━━ Data to process

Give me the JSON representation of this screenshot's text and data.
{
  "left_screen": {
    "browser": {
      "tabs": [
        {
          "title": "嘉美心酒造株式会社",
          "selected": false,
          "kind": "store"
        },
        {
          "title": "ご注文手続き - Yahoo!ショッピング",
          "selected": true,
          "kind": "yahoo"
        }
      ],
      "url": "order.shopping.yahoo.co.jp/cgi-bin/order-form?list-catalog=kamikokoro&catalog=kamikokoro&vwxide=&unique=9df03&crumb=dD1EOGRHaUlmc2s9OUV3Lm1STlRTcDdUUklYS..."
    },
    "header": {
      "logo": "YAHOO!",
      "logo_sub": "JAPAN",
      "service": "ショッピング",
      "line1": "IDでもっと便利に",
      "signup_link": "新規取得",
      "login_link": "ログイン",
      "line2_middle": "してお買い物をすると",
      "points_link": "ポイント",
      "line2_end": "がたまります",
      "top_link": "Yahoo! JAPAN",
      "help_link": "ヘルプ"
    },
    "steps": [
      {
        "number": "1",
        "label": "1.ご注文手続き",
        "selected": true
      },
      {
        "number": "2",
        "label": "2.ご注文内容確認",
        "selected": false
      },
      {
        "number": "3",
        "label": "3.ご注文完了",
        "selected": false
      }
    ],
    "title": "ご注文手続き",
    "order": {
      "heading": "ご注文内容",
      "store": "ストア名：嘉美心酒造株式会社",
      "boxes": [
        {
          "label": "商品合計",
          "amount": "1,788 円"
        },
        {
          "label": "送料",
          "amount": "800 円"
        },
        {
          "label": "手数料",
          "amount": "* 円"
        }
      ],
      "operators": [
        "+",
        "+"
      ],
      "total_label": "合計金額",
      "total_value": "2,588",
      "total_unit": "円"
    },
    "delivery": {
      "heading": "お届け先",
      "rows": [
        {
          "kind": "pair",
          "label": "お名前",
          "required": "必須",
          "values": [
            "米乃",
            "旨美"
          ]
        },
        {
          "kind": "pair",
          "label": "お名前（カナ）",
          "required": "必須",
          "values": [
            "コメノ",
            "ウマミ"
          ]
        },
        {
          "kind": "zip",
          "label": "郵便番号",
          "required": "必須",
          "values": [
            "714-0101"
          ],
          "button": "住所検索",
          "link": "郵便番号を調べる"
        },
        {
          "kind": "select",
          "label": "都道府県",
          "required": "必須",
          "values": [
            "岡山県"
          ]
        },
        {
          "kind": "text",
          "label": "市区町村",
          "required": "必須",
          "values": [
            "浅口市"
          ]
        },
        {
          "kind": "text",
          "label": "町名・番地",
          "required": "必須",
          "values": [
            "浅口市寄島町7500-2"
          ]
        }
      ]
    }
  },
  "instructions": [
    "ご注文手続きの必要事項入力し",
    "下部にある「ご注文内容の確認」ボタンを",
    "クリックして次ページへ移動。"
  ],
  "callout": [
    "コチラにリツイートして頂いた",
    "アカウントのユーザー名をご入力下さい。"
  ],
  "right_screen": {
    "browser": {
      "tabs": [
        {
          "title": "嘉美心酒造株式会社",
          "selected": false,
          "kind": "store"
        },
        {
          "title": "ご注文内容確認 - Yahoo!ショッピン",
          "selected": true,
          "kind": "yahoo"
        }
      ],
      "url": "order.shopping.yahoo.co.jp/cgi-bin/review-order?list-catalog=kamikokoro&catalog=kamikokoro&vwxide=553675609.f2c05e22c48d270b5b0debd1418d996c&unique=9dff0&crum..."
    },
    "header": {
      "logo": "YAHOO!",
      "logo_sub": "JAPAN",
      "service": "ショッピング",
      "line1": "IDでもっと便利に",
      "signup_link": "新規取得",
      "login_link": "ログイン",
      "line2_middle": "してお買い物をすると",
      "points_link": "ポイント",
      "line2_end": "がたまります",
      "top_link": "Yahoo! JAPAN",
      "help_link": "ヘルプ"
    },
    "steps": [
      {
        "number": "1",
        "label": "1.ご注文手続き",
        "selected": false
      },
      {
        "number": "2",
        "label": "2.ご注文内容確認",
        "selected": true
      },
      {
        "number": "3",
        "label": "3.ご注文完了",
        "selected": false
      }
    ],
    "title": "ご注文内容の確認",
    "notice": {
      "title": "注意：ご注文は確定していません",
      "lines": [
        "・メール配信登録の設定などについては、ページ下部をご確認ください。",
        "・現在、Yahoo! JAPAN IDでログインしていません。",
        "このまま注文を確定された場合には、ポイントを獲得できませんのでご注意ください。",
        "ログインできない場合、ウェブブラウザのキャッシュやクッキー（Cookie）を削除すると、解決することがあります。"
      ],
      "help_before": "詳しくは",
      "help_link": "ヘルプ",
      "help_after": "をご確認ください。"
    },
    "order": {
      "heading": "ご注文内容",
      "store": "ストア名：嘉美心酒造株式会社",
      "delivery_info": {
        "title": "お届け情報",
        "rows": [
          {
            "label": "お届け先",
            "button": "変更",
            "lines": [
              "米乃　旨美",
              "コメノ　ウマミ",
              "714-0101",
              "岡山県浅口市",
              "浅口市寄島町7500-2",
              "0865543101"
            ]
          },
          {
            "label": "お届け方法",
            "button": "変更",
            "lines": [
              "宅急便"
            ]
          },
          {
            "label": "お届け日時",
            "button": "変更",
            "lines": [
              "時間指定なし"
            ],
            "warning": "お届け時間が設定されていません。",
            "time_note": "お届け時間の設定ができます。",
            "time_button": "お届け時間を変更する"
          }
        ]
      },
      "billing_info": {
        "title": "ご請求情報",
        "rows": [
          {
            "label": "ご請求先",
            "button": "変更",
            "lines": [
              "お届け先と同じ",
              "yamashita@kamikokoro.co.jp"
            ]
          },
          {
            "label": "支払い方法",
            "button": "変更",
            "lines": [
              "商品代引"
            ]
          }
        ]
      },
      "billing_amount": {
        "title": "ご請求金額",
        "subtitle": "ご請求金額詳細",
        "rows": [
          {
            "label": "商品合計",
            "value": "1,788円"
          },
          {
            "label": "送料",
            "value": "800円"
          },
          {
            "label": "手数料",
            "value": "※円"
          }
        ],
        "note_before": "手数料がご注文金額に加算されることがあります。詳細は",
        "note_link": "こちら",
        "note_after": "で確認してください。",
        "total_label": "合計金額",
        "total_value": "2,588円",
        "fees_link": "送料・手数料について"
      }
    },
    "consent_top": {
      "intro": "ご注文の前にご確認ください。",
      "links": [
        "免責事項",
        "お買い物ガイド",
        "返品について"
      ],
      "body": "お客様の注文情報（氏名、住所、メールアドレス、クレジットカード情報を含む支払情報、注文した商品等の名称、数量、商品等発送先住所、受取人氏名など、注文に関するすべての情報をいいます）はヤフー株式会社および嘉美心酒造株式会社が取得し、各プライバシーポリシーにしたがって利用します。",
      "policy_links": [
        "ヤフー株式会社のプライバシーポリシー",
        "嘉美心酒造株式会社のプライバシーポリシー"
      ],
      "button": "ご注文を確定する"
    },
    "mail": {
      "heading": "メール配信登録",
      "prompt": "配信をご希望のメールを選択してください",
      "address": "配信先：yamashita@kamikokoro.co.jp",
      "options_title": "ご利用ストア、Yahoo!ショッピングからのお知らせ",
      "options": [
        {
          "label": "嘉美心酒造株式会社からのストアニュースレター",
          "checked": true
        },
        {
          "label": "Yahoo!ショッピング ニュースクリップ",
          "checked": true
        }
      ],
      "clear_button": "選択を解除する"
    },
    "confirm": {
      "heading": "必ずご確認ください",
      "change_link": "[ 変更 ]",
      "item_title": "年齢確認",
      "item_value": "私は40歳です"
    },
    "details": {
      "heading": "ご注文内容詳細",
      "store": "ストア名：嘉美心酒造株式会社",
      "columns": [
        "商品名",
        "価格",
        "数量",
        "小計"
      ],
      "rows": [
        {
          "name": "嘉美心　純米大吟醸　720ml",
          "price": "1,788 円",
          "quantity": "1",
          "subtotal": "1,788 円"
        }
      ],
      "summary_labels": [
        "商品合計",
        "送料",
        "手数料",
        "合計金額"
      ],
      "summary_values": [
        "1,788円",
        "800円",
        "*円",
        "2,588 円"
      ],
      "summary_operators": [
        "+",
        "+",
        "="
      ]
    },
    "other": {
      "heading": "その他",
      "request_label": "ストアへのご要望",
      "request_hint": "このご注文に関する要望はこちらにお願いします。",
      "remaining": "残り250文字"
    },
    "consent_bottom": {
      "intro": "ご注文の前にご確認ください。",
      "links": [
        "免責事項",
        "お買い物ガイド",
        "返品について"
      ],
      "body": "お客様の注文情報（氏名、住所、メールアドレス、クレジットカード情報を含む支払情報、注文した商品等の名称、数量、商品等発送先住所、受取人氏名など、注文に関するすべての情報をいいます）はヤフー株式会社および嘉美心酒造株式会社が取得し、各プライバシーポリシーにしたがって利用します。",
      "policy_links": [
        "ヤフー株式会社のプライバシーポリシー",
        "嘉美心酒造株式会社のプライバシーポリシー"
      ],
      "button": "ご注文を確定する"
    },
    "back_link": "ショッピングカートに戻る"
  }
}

━━━━

• _What the task requires_
Look through the material above and pick out each line holding the word "shopping".

• _Solution_
      "url": "order.shopping.yahoo.co.jp/cgi-bin/order-form?list-catalog=kamikokoro&catalog=kamikokoro&vwxide=&unique=9df03&crumb=dD1EOGRHaUlmc2s9OUV3Lm1STlRTcDdUUklYS..."
      "url": "order.shopping.yahoo.co.jp/cgi-bin/review-order?list-catalog=kamikokoro&catalog=kamikokoro&vwxide=553675609.f2c05e22c48d270b5b0debd1418d996c&unique=9dff0&crum..."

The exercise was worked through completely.